-- start --

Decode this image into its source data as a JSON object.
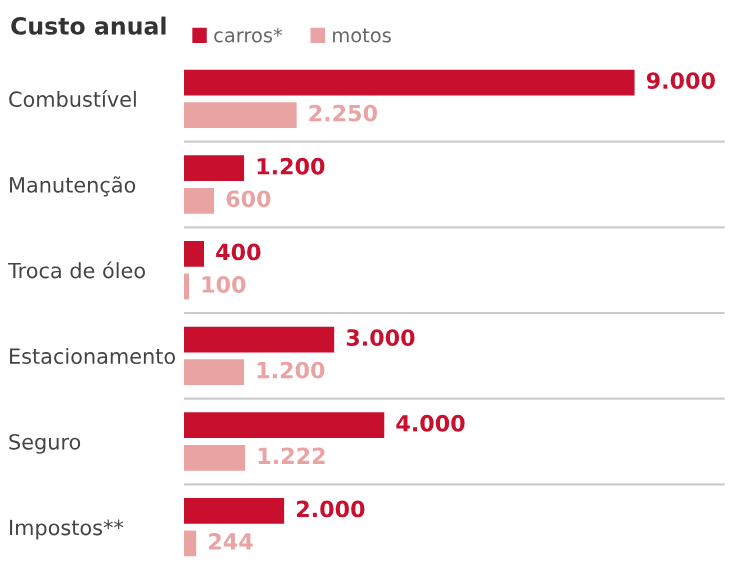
{
  "chart_data": {
    "type": "bar",
    "orientation": "horizontal",
    "title": "Custo anual",
    "categories": [
      "Combustível",
      "Manutenção",
      "Troca de óleo",
      "Estacionamento",
      "Seguro",
      "Impostos**"
    ],
    "series": [
      {
        "name": "carros*",
        "color": "#c8102e",
        "values": [
          9000,
          1200,
          400,
          3000,
          4000,
          2000
        ],
        "value_labels": [
          "9.000",
          "1.200",
          "400",
          "3.000",
          "4.000",
          "2.000"
        ]
      },
      {
        "name": "motos",
        "color": "#eaa3a3",
        "values": [
          2250,
          600,
          100,
          1200,
          1222,
          244
        ],
        "value_labels": [
          "2.250",
          "600",
          "100",
          "1.200",
          "1.222",
          "244"
        ]
      }
    ],
    "legend": "top",
    "grid": "y"
  }
}
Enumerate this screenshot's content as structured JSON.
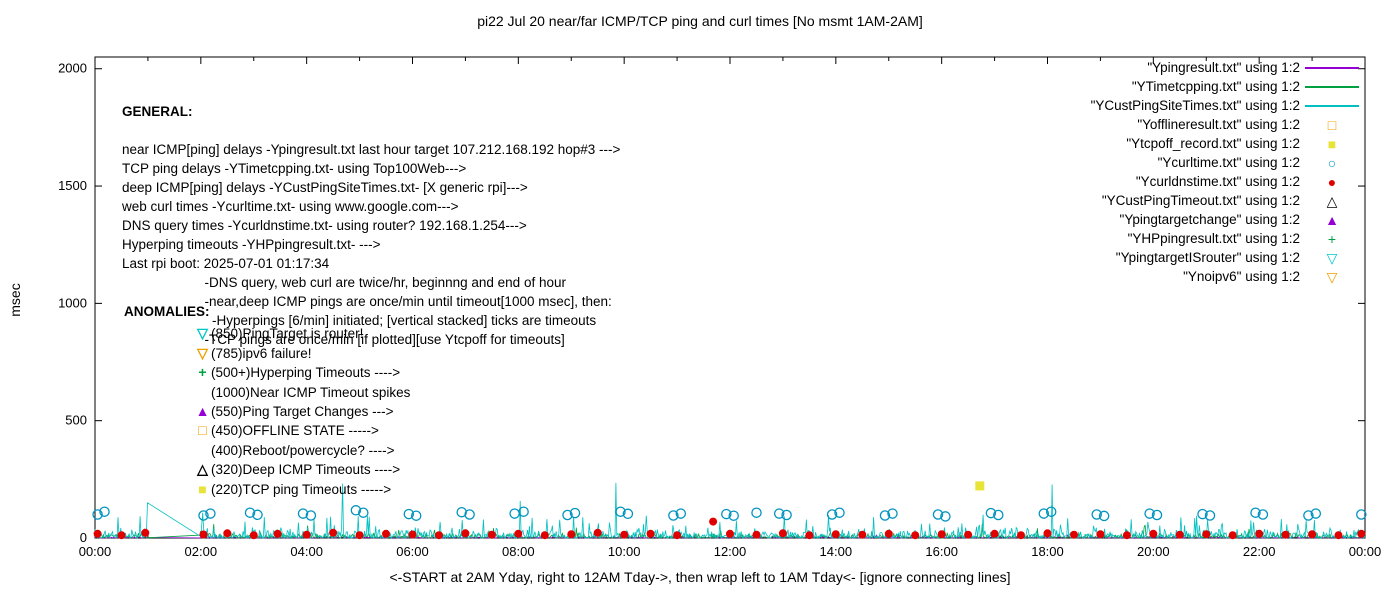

-- end --

▶ _Short problem_
Print the complete listing exactly, apart from any pictures.

▶ _Written solution_
Decode this image into its source data as a JSON object.
{
  "chart_data": {
    "type": "bar",
    "orientation": "horizontal",
    "title": "Custo anual",
    "categories": [
      "Combustível",
      "Manutenção",
      "Troca de óleo",
      "Estacionamento",
      "Seguro",
      "Impostos**"
    ],
    "series": [
      {
        "name": "carros*",
        "color": "#c8102e",
        "values": [
          9000,
          1200,
          400,
          3000,
          4000,
          2000
        ],
        "value_labels": [
          "9.000",
          "1.200",
          "400",
          "3.000",
          "4.000",
          "2.000"
        ]
      },
      {
        "name": "motos",
        "color": "#eaa3a3",
        "values": [
          2250,
          600,
          100,
          1200,
          1222,
          244
        ],
        "value_labels": [
          "2.250",
          "600",
          "100",
          "1.200",
          "1.222",
          "244"
        ]
      }
    ],
    "legend": "top",
    "grid": "y"
  }
}
Enumerate this screenshot's content as structured JSON.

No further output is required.